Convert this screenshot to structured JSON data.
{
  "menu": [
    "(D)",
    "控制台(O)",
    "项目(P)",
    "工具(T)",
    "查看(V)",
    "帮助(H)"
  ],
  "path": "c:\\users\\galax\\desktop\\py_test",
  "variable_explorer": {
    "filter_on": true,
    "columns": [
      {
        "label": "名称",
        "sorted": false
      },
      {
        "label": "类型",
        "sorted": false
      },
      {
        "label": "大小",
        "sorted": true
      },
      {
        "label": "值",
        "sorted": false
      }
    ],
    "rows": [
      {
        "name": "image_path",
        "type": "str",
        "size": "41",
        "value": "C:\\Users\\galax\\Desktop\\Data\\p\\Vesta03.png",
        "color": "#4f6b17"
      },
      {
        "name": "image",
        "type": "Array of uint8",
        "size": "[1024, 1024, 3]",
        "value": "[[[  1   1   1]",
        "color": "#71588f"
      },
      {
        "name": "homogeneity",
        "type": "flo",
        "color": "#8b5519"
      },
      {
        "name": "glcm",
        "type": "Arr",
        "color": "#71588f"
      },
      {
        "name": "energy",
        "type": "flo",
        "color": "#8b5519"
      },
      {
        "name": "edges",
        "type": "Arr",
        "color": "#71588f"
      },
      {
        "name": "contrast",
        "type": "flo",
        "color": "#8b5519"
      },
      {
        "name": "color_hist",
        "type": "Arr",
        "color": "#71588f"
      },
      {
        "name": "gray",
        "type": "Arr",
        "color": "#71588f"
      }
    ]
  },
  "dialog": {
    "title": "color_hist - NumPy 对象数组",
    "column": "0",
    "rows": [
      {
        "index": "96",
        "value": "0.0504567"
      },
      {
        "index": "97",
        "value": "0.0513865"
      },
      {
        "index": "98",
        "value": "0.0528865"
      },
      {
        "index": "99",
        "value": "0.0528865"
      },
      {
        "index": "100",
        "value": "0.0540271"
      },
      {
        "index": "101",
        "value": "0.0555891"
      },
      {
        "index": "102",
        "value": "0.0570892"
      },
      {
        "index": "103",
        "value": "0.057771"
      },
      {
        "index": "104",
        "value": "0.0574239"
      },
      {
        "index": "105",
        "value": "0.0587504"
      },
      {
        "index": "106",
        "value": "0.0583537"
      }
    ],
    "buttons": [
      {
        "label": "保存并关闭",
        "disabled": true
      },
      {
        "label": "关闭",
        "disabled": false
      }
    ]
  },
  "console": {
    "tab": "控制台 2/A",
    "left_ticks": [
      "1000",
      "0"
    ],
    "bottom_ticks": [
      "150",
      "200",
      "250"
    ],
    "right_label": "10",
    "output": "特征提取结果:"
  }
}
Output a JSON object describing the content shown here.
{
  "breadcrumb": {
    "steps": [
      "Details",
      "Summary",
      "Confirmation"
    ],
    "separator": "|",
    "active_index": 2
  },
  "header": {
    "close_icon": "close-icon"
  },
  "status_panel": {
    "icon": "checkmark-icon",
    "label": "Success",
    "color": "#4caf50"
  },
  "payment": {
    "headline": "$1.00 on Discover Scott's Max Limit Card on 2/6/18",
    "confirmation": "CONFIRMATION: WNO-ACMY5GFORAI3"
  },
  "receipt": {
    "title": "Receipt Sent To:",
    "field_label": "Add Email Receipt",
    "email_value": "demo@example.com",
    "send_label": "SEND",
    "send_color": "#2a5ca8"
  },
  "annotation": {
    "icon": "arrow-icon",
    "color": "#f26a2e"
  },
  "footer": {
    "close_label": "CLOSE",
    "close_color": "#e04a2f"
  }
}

----------

All of the entries must be quoted exactly; please include each one.

Convert this screenshot to structured JSON data.
{
  "menu": [
    "(D)",
    "控制台(O)",
    "项目(P)",
    "工具(T)",
    "查看(V)",
    "帮助(H)"
  ],
  "path": "c:\\users\\galax\\desktop\\py_test",
  "variable_explorer": {
    "filter_on": true,
    "columns": [
      {
        "label": "名称",
        "sorted": false
      },
      {
        "label": "类型",
        "sorted": false
      },
      {
        "label": "大小",
        "sorted": true
      },
      {
        "label": "值",
        "sorted": false
      }
    ],
    "rows": [
      {
        "name": "image_path",
        "type": "str",
        "size": "41",
        "value": "C:\\Users\\galax\\Desktop\\Data\\p\\Vesta03.png",
        "color": "#4f6b17"
      },
      {
        "name": "image",
        "type": "Array of uint8",
        "size": "[1024, 1024, 3]",
        "value": "[[[  1   1   1]",
        "color": "#71588f"
      },
      {
        "name": "homogeneity",
        "type": "flo",
        "color": "#8b5519"
      },
      {
        "name": "glcm",
        "type": "Arr",
        "color": "#71588f"
      },
      {
        "name": "energy",
        "type": "flo",
        "color": "#8b5519"
      },
      {
        "name": "edges",
        "type": "Arr",
        "color": "#71588f"
      },
      {
        "name": "contrast",
        "type": "flo",
        "color": "#8b5519"
      },
      {
        "name": "color_hist",
        "type": "Arr",
        "color": "#71588f"
      },
      {
        "name": "gray",
        "type": "Arr",
        "color": "#71588f"
      }
    ]
  },
  "dialog": {
    "title": "color_hist - NumPy 对象数组",
    "column": "0",
    "rows": [
      {
        "index": "96",
        "value": "0.0504567"
      },
      {
        "index": "97",
        "value": "0.0513865"
      },
      {
        "index": "98",
        "value": "0.0528865"
      },
      {
        "index": "99",
        "value": "0.0528865"
      },
      {
        "index": "100",
        "value": "0.0540271"
      },
      {
        "index": "101",
        "value": "0.0555891"
      },
      {
        "index": "102",
        "value": "0.0570892"
      },
      {
        "index": "103",
        "value": "0.057771"
      },
      {
        "index": "104",
        "value": "0.0574239"
      },
      {
        "index": "105",
        "value": "0.0587504"
      },
      {
        "index": "106",
        "value": "0.0583537"
      }
    ],
    "buttons": [
      {
        "label": "保存并关闭",
        "disabled": true
      },
      {
        "label": "关闭",
        "disabled": false
      }
    ]
  },
  "console": {
    "tab": "控制台 2/A",
    "left_ticks": [
      "1000",
      "0"
    ],
    "bottom_ticks": [
      "150",
      "200",
      "250"
    ],
    "right_label": "10",
    "output": "特征提取结果:"
  }
}
Output a JSON object describing the content shown here.
{
  "breadcrumb": {
    "steps": [
      "Details",
      "Summary",
      "Confirmation"
    ],
    "separator": "|",
    "active_index": 2
  },
  "header": {
    "close_icon": "close-icon"
  },
  "status_panel": {
    "icon": "checkmark-icon",
    "label": "Success",
    "color": "#4caf50"
  },
  "payment": {
    "headline": "$1.00 on Discover Scott's Max Limit Card on 2/6/18",
    "confirmation": "CONFIRMATION: WNO-ACMY5GFORAI3"
  },
  "receipt": {
    "title": "Receipt Sent To:",
    "field_label": "Add Email Receipt",
    "email_value": "demo@example.com",
    "send_label": "SEND",
    "send_color": "#2a5ca8"
  },
  "annotation": {
    "icon": "arrow-icon",
    "color": "#f26a2e"
  },
  "footer": {
    "close_label": "CLOSE",
    "close_color": "#e04a2f"
  }
}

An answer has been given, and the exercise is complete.